Objective -
Transcribe the lines below verbatim, skipping the images.

Source material -
***

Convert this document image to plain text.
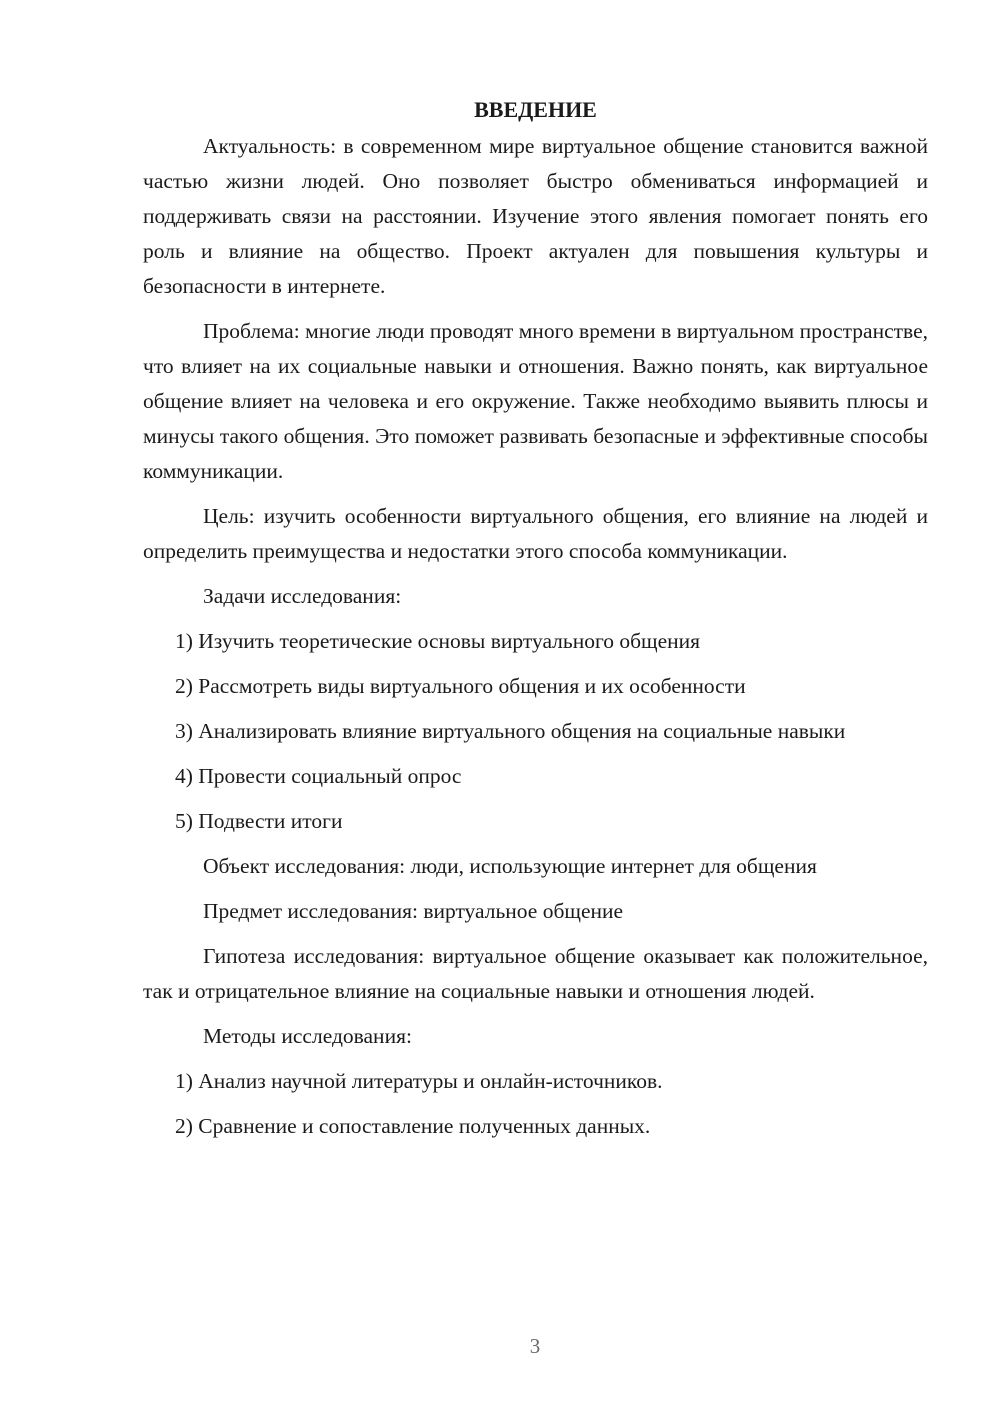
ВВЕДЕНИЕ

Актуальность: в современном мире виртуальное общение становится важной частью жизни людей. Оно позволяет быстро обмениваться информацией и поддерживать связи на расстоянии. Изучение этого явления помогает понять его роль и влияние на общество. Проект актуален для повышения культуры и безопасности в интернете.

Проблема: многие люди проводят много времени в виртуальном пространстве, что влияет на их социальные навыки и отношения. Важно понять, как виртуальное общение влияет на человека и его окружение. Также необходимо выявить плюсы и минусы такого общения. Это поможет развивать безопасные и эффективные способы коммуникации.

Цель: изучить особенности виртуального общения, его влияние на людей и определить преимущества и недостатки этого способа коммуникации.

Задачи исследования:

1) Изучить теоретические основы виртуального общения

2) Рассмотреть виды виртуального общения и их особенности

3) Анализировать влияние виртуального общения на социальные навыки

4) Провести социальный опрос

5) Подвести итоги

Объект исследования: люди, использующие интернет для общения

Предмет исследования: виртуальное общение

Гипотеза исследования: виртуальное общение оказывает как положительное, так и отрицательное влияние на социальные навыки и отношения людей.

Методы исследования:

1) Анализ научной литературы и онлайн-источников.

2) Сравнение и сопоставление полученных данных.

3
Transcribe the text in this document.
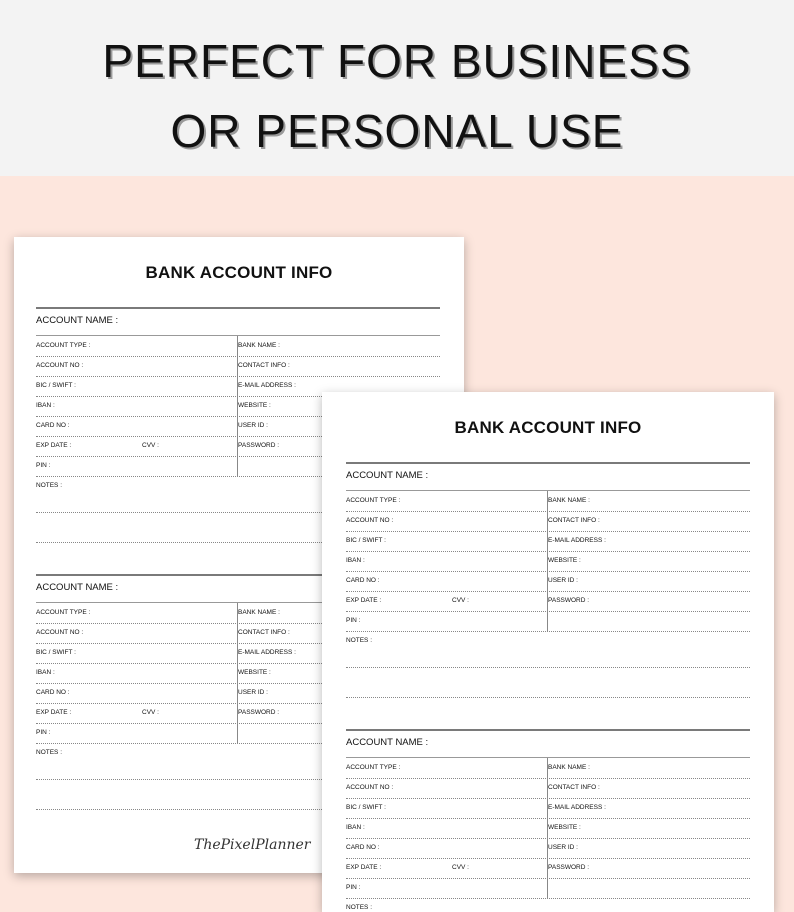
PERFECT FOR BUSINESS
OR PERSONAL USE
BANK ACCOUNT INFO
ACCOUNT NAME :
ACCOUNT TYPE :	BANK NAME :
ACCOUNT NO :	CONTACT INFO :
BIC / SWIFT :	E-MAIL ADDRESS :
IBAN :	WEBSITE :
CARD NO :	USER ID :
EXP DATE :	CVV :	PASSWORD :
PIN :
NOTES :
ACCOUNT NAME :
ACCOUNT TYPE :	BANK NAME :
ACCOUNT NO :	CONTACT INFO :
BIC / SWIFT :	E-MAIL ADDRESS :
IBAN :	WEBSITE :
CARD NO :	USER ID :
EXP DATE :	CVV :	PASSWORD :
PIN :
NOTES :
ThePixelPlanner
BANK ACCOUNT INFO
ACCOUNT NAME :
ACCOUNT TYPE :	BANK NAME :
ACCOUNT NO :	CONTACT INFO :
BIC / SWIFT :	E-MAIL ADDRESS :
IBAN :	WEBSITE :
CARD NO :	USER ID :
EXP DATE :	CVV :	PASSWORD :
PIN :
NOTES :
ACCOUNT NAME :
ACCOUNT TYPE :	BANK NAME :
ACCOUNT NO :	CONTACT INFO :
BIC / SWIFT :	E-MAIL ADDRESS :
IBAN :	WEBSITE :
CARD NO :	USER ID :
EXP DATE :	CVV :	PASSWORD :
PIN :
NOTES :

***

Exercise result -
Convert this document image to plain text.
ВВЕДЕНИЕ

Актуальность: в современном мире виртуальное общение становится важной частью жизни людей. Оно позволяет быстро обмениваться информацией и поддерживать связи на расстоянии. Изучение этого явления помогает понять его роль и влияние на общество. Проект актуален для повышения культуры и безопасности в интернете.

Проблема: многие люди проводят много времени в виртуальном пространстве, что влияет на их социальные навыки и отношения. Важно понять, как виртуальное общение влияет на человека и его окружение. Также необходимо выявить плюсы и минусы такого общения. Это поможет развивать безопасные и эффективные способы коммуникации.

Цель: изучить особенности виртуального общения, его влияние на людей и определить преимущества и недостатки этого способа коммуникации.

Задачи исследования:

1) Изучить теоретические основы виртуального общения

2) Рассмотреть виды виртуального общения и их особенности

3) Анализировать влияние виртуального общения на социальные навыки

4) Провести социальный опрос

5) Подвести итоги

Объект исследования: люди, использующие интернет для общения

Предмет исследования: виртуальное общение

Гипотеза исследования: виртуальное общение оказывает как положительное, так и отрицательное влияние на социальные навыки и отношения людей.

Методы исследования:

1) Анализ научной литературы и онлайн-источников.

2) Сравнение и сопоставление полученных данных.

3
Transcribe the text in this document.
PERFECT FOR BUSINESS
OR PERSONAL USE
BANK ACCOUNT INFO
ACCOUNT NAME :
ACCOUNT TYPE :	BANK NAME :
ACCOUNT NO :	CONTACT INFO :
BIC / SWIFT :	E-MAIL ADDRESS :
IBAN :	WEBSITE :
CARD NO :	USER ID :
EXP DATE :	CVV :	PASSWORD :
PIN :
NOTES :
ACCOUNT NAME :
ACCOUNT TYPE :	BANK NAME :
ACCOUNT NO :	CONTACT INFO :
BIC / SWIFT :	E-MAIL ADDRESS :
IBAN :	WEBSITE :
CARD NO :	USER ID :
EXP DATE :	CVV :	PASSWORD :
PIN :
NOTES :
ThePixelPlanner
BANK ACCOUNT INFO
ACCOUNT NAME :
ACCOUNT TYPE :	BANK NAME :
ACCOUNT NO :	CONTACT INFO :
BIC / SWIFT :	E-MAIL ADDRESS :
IBAN :	WEBSITE :
CARD NO :	USER ID :
EXP DATE :	CVV :	PASSWORD :
PIN :
NOTES :
ACCOUNT NAME :
ACCOUNT TYPE :	BANK NAME :
ACCOUNT NO :	CONTACT INFO :
BIC / SWIFT :	E-MAIL ADDRESS :
IBAN :	WEBSITE :
CARD NO :	USER ID :
EXP DATE :	CVV :	PASSWORD :
PIN :
NOTES :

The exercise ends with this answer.